-- Begin Excerpted data --
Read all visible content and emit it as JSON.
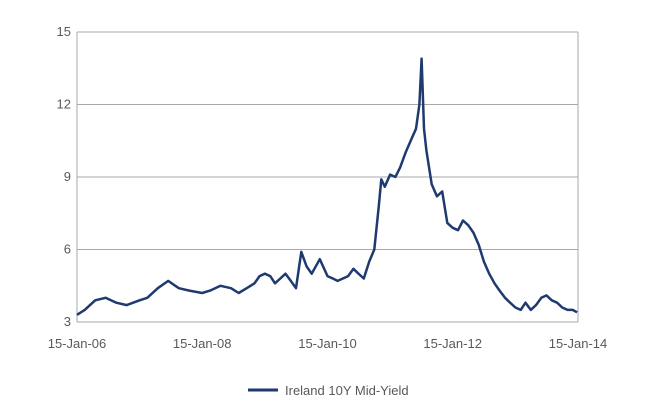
{
  "chart_data": {
    "type": "line",
    "title": "",
    "xlabel": "",
    "ylabel": "",
    "xlim": [
      "2006-01-15",
      "2014-01-15"
    ],
    "ylim": [
      3,
      15
    ],
    "y_ticks": [
      3,
      6,
      9,
      12,
      15
    ],
    "y_tick_labels": [
      "3",
      "6",
      "9",
      "12",
      "15"
    ],
    "x_ticks": [
      "2006-01-15",
      "2008-01-15",
      "2010-01-15",
      "2012-01-15",
      "2014-01-15"
    ],
    "x_tick_labels": [
      "15-Jan-06",
      "15-Jan-08",
      "15-Jan-10",
      "15-Jan-12",
      "15-Jan-14"
    ],
    "grid": "horizontal",
    "legend_position": "bottom",
    "series": [
      {
        "name": "Ireland 10Y Mid-Yield",
        "color": "#1f3a6e",
        "x": [
          "2006-01-15",
          "2006-03-01",
          "2006-05-01",
          "2006-07-01",
          "2006-09-01",
          "2006-11-01",
          "2007-01-15",
          "2007-03-01",
          "2007-05-01",
          "2007-07-01",
          "2007-09-01",
          "2007-11-01",
          "2008-01-15",
          "2008-03-01",
          "2008-05-01",
          "2008-07-01",
          "2008-08-15",
          "2008-10-01",
          "2008-11-15",
          "2008-12-15",
          "2009-01-15",
          "2009-02-15",
          "2009-03-15",
          "2009-04-15",
          "2009-05-15",
          "2009-06-15",
          "2009-07-15",
          "2009-08-15",
          "2009-09-15",
          "2009-10-15",
          "2009-12-01",
          "2010-01-15",
          "2010-02-15",
          "2010-03-15",
          "2010-04-15",
          "2010-05-15",
          "2010-06-15",
          "2010-07-15",
          "2010-08-15",
          "2010-09-15",
          "2010-10-15",
          "2010-11-10",
          "2010-11-25",
          "2010-12-15",
          "2011-01-15",
          "2011-02-15",
          "2011-03-15",
          "2011-04-15",
          "2011-05-15",
          "2011-06-15",
          "2011-07-05",
          "2011-07-18",
          "2011-08-01",
          "2011-08-15",
          "2011-09-15",
          "2011-10-15",
          "2011-11-15",
          "2011-12-15",
          "2012-01-15",
          "2012-02-15",
          "2012-03-15",
          "2012-04-15",
          "2012-05-15",
          "2012-06-15",
          "2012-07-15",
          "2012-08-15",
          "2012-09-15",
          "2012-10-15",
          "2012-11-15",
          "2012-12-15",
          "2013-01-15",
          "2013-02-15",
          "2013-03-15",
          "2013-04-15",
          "2013-05-15",
          "2013-06-15",
          "2013-07-15",
          "2013-08-15",
          "2013-09-15",
          "2013-10-15",
          "2013-11-15",
          "2013-12-15",
          "2014-01-10"
        ],
        "values": [
          3.3,
          3.5,
          3.9,
          4.0,
          3.8,
          3.7,
          3.9,
          4.0,
          4.4,
          4.7,
          4.4,
          4.3,
          4.2,
          4.3,
          4.5,
          4.4,
          4.2,
          4.4,
          4.6,
          4.9,
          5.0,
          4.9,
          4.6,
          4.8,
          5.0,
          4.7,
          4.4,
          5.9,
          5.3,
          5.0,
          5.6,
          4.9,
          4.8,
          4.7,
          4.8,
          4.9,
          5.2,
          5.0,
          4.8,
          5.5,
          6.0,
          7.8,
          8.9,
          8.6,
          9.1,
          9.0,
          9.4,
          10.0,
          10.5,
          11.0,
          12.0,
          13.9,
          11.0,
          10.1,
          8.7,
          8.2,
          8.4,
          7.1,
          6.9,
          6.8,
          7.2,
          7.0,
          6.7,
          6.2,
          5.5,
          5.0,
          4.6,
          4.3,
          4.0,
          3.8,
          3.6,
          3.5,
          3.8,
          3.5,
          3.7,
          4.0,
          4.1,
          3.9,
          3.8,
          3.6,
          3.5,
          3.5,
          3.4
        ]
      }
    ]
  }
}
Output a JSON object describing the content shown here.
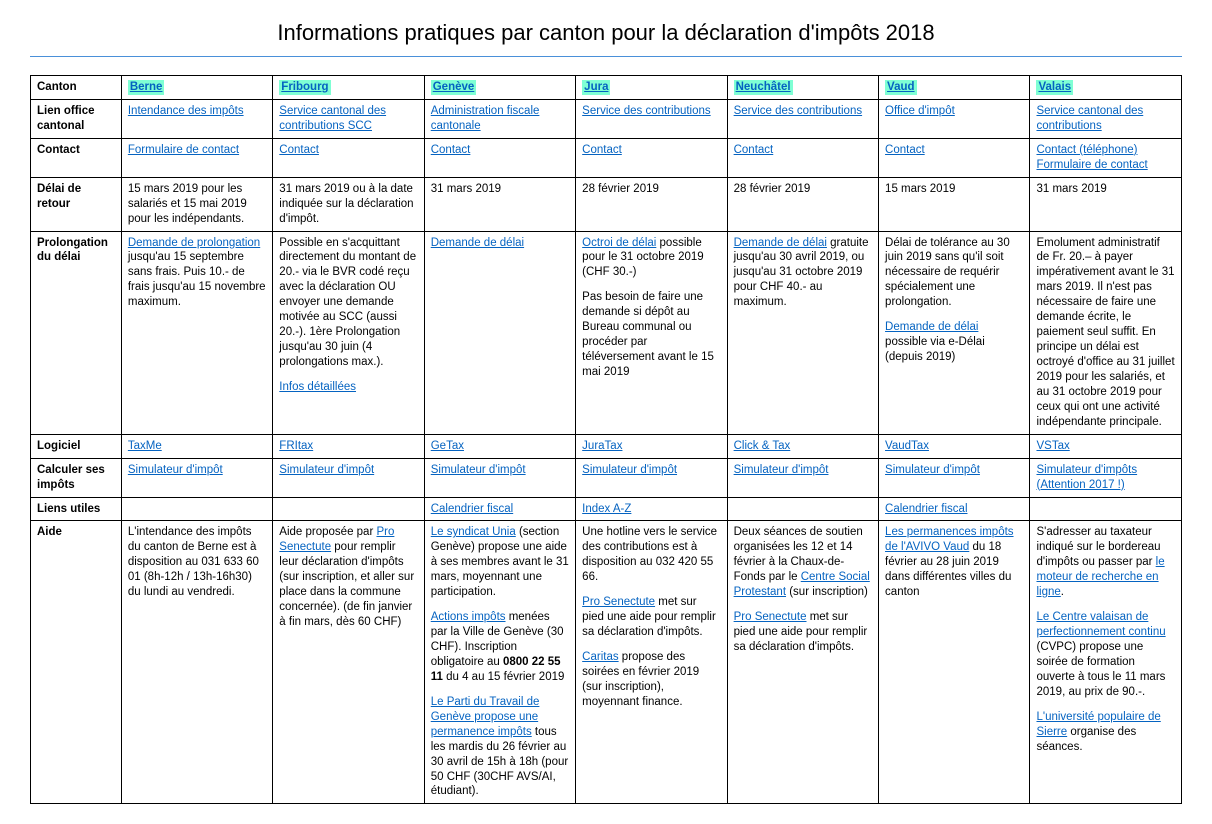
{
  "title": "Informations pratiques par canton pour la déclaration d'impôts 2018",
  "headers": {
    "canton": "Canton",
    "row_labels": [
      "Lien office cantonal",
      "Contact",
      "Délai de retour",
      "Prolongation du délai",
      "Logiciel",
      "Calculer ses impôts",
      "Liens utiles",
      "Aide"
    ]
  },
  "cantons": [
    "Berne",
    "Fribourg",
    "Genève",
    "Jura",
    "Neuchâtel",
    "Vaud",
    "Valais"
  ],
  "office": {
    "berne": "Intendance des impôts",
    "fribourg": "Service cantonal des contributions SCC",
    "geneve": "Administration fiscale cantonale",
    "jura": "Service des contributions",
    "neuchatel": "Service des contributions",
    "vaud": "Office d'impôt",
    "valais": "Service cantonal des contributions"
  },
  "contact": {
    "berne": "Formulaire de contact",
    "fribourg": "Contact",
    "geneve": "Contact",
    "jura": "Contact",
    "neuchatel": "Contact",
    "vaud": "Contact",
    "valais1": "Contact (téléphone)",
    "valais2": "Formulaire de contact"
  },
  "delai": {
    "berne": "15 mars 2019 pour les salariés et 15 mai 2019 pour les indépendants.",
    "fribourg": "31 mars 2019 ou à la date indiquée sur la déclaration d'impôt.",
    "geneve": "31 mars 2019",
    "jura": "28 février 2019",
    "neuchatel": "28 février 2019",
    "vaud": "15 mars 2019",
    "valais": "31 mars 2019"
  },
  "prolong": {
    "berne_link": "Demande de prolongation",
    "berne_txt": " jusqu'au 15 septembre sans frais. Puis 10.- de frais jusqu'au 15 novembre maximum.",
    "fribourg_txt": "Possible en s'acquittant directement du montant de 20.- via le BVR codé reçu avec la déclaration OU envoyer une demande motivée au SCC (aussi 20.-). 1ère Prolongation jusqu'au 30 juin (4 prolongations max.).",
    "fribourg_link": "Infos détaillées",
    "geneve_link": "Demande de délai",
    "jura_link": "Octroi de délai",
    "jura_txt1": " possible pour le 31 octobre 2019 (CHF 30.-)",
    "jura_txt2": "Pas besoin de faire une demande si dépôt au Bureau communal ou procéder par téléversement avant le 15 mai 2019",
    "neuchatel_link": "Demande de délai",
    "neuchatel_txt": " gratuite jusqu'au 30 avril 2019, ou jusqu'au 31 octobre 2019 pour CHF 40.- au maximum.",
    "vaud_txt1": "Délai de tolérance au 30 juin 2019 sans qu'il soit nécessaire de requérir spécialement une prolongation.",
    "vaud_link": "Demande de délai",
    "vaud_txt2": " possible via e-Délai (depuis 2019)",
    "valais_txt": "Emolument administratif de Fr. 20.– à payer impérativement avant le 31 mars 2019. Il n'est pas nécessaire de faire une demande écrite, le paiement seul suffit. En principe un délai est octroyé d'office au 31 juillet 2019 pour les salariés, et au 31 octobre 2019 pour ceux qui ont une activité indépendante principale."
  },
  "logiciel": {
    "berne": "TaxMe",
    "fribourg": "FRItax",
    "geneve": "GeTax",
    "jura": "JuraTax",
    "neuchatel": "Click & Tax",
    "vaud": "VaudTax",
    "valais": "VSTax"
  },
  "calculer": {
    "generic": "Simulateur d'impôt",
    "valais": "Simulateur d'impôts (Attention 2017 !)"
  },
  "liens": {
    "geneve": "Calendrier fiscal",
    "jura": "Index A-Z",
    "vaud": "Calendrier fiscal"
  },
  "aide": {
    "berne": "L'intendance des impôts du canton de Berne est à disposition au 031 633 60 01 (8h-12h / 13h-16h30) du lundi au vendredi.",
    "fribourg_pre": "Aide proposée par ",
    "fribourg_link": "Pro Senectute",
    "fribourg_post": " pour remplir leur déclaration d'impôts (sur inscription, et aller sur place dans la commune concernée). (de fin janvier à fin mars, dès 60 CHF)",
    "geneve_link1": "Le syndicat Unia",
    "geneve_txt1": " (section Genève) propose une aide à ses membres avant le 31 mars, moyennant une participation.",
    "geneve_link2": "Actions impôts",
    "geneve_txt2_a": " menées par la Ville de Genève (30 CHF). Inscription obligatoire au ",
    "geneve_bold": "0800 22 55 11",
    "geneve_txt2_b": " du 4 au 15 février 2019",
    "geneve_link3": "Le Parti du Travail de Genève propose une permanence impôts",
    "geneve_txt3": " tous les mardis du 26 février au 30 avril de 15h à 18h (pour 50 CHF (30CHF AVS/AI, étudiant).",
    "jura_txt1": "Une hotline vers le service des contributions est à disposition au 032 420 55 66.",
    "jura_link1": "Pro Senectute",
    "jura_txt2": " met sur pied une aide pour remplir sa déclaration d'impôts.",
    "jura_link2": "Caritas",
    "jura_txt3": " propose des soirées en février 2019 (sur inscription), moyennant finance.",
    "neuchatel_txt1": "Deux séances de soutien organisées les 12 et 14 février à la Chaux-de-Fonds par le ",
    "neuchatel_link1": "Centre Social Protestant",
    "neuchatel_txt1b": " (sur inscription)",
    "neuchatel_link2": "Pro Senectute",
    "neuchatel_txt2": " met sur pied une aide pour remplir sa déclaration d'impôts.",
    "vaud_link": "Les permanences impôts de l'AVIVO Vaud",
    "vaud_txt": " du 18 février au 28 juin 2019 dans différentes villes du canton",
    "valais_txt1": "S'adresser au taxateur indiqué sur le bordereau d'impôts ou passer par ",
    "valais_link1": "le moteur de recherche en ligne",
    "valais_dot": ".",
    "valais_link2": "Le Centre valaisan de perfectionnement continu",
    "valais_txt2": " (CVPC) propose une soirée de formation ouverte à tous le 11 mars 2019, au prix de 90.-.",
    "valais_link3": "L'université populaire de Sierre",
    "valais_txt3": " organise des séances."
  }
}
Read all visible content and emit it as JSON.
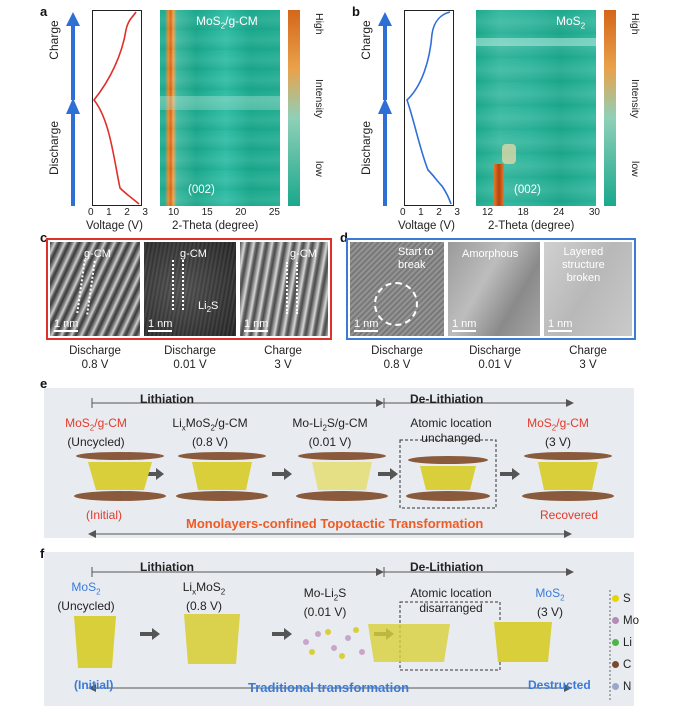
{
  "panels": {
    "a": "a",
    "b": "b",
    "c": "c",
    "d": "d",
    "e": "e",
    "f": "f"
  },
  "panel_a": {
    "charge": "Charge",
    "discharge": "Discharge",
    "voltage_ticks": [
      "0",
      "1",
      "2",
      "3"
    ],
    "voltage_label": "Voltage (V)",
    "map_label": "MoS",
    "map_label_sub": "2",
    "map_label_rest": "/g-CM",
    "peak": "(002)",
    "theta_ticks": [
      "10",
      "15",
      "20",
      "25"
    ],
    "theta_label": "2-Theta (degree)",
    "bar_high": "High",
    "bar_mid": "Intensity",
    "bar_low": "low"
  },
  "panel_b": {
    "charge": "Charge",
    "discharge": "Discharge",
    "voltage_ticks": [
      "0",
      "1",
      "2",
      "3"
    ],
    "voltage_label": "Voltage (V)",
    "map_label": "MoS",
    "map_label_sub": "2",
    "peak": "(002)",
    "theta_ticks": [
      "12",
      "18",
      "24",
      "30"
    ],
    "theta_label": "2-Theta (degree)",
    "bar_high": "High",
    "bar_mid": "Intensity",
    "bar_low": "low"
  },
  "panel_c": {
    "gcm1": "g-CM",
    "gcm2": "g-CM",
    "gcm3": "g-CM",
    "li2s": "Li",
    "li2s_sub": "2",
    "li2s_rest": "S",
    "scale": "1 nm",
    "captions": [
      [
        "Discharge",
        "0.8 V"
      ],
      [
        "Discharge",
        "0.01 V"
      ],
      [
        "Charge",
        "3 V"
      ]
    ]
  },
  "panel_d": {
    "t1a": "Start to",
    "t1b": "break",
    "t2": "Amorphous",
    "t3a": "Layered",
    "t3b": "structure",
    "t3c": "broken",
    "scale": "1 nm",
    "captions": [
      [
        "Discharge",
        "0.8 V"
      ],
      [
        "Discharge",
        "0.01 V"
      ],
      [
        "Charge",
        "3 V"
      ]
    ]
  },
  "panel_e": {
    "lithiation": "Lithiation",
    "delithiation": "De-Lithiation",
    "s1a": "MoS",
    "s1b": "2",
    "s1c": "/g-CM",
    "s1d": "(Uncycled)",
    "s2a": "Li",
    "s2b": "x",
    "s2c": "MoS",
    "s2d": "2",
    "s2e": "/g-CM",
    "s2f": "(0.8 V)",
    "s3a": "Mo-Li",
    "s3b": "2",
    "s3c": "S/g-CM",
    "s3d": "(0.01 V)",
    "s4a": "Atomic location",
    "s4b": "unchanged",
    "s5a": "MoS",
    "s5b": "2",
    "s5c": "/g-CM",
    "s5d": "(3 V)",
    "initial": "(Initial)",
    "recovered": "Recovered",
    "banner": "Monolayers-confined Topotactic Transformation"
  },
  "panel_f": {
    "lithiation": "Lithiation",
    "delithiation": "De-Lithiation",
    "s1a": "MoS",
    "s1b": "2",
    "s1d": "(Uncycled)",
    "s2a": "Li",
    "s2b": "x",
    "s2c": "MoS",
    "s2d": "2",
    "s2f": "(0.8 V)",
    "s3a": "Mo-Li",
    "s3b": "2",
    "s3c": "S",
    "s3d": "(0.01 V)",
    "s4a": "Atomic location",
    "s4b": "disarranged",
    "s5a": "MoS",
    "s5b": "2",
    "s5d": "(3 V)",
    "initial": "(Initial)",
    "destructed": "Destructed",
    "banner": "Traditional transformation",
    "legend": [
      "S",
      "Mo",
      "Li",
      "C",
      "N"
    ]
  },
  "colors": {
    "red": "#e53a2a",
    "blue": "#3b7bd6",
    "orange": "#f05a23",
    "darkblue": "#2e5fb5",
    "cyan": "#1fb08f"
  }
}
-- End Excerpted data --
• [Set task]
Where a line above holds the string "salariés", show that line.

• [Right answer]
    "berne": "15 mars 2019 pour les salariés et 15 mai 2019 pour les indépendants.",
    "valais_txt": "Emolument administratif de Fr. 20.– à payer impérativement avant le 31 mars 2019. Il n'est pas nécessaire de faire une demande écrite, le paiement seul suffit. En principe un délai est octroyé d'office au 31 juillet 2019 pour les salariés, et au 31 octobre 2019 pour ceux qui ont une activité indépendante principale."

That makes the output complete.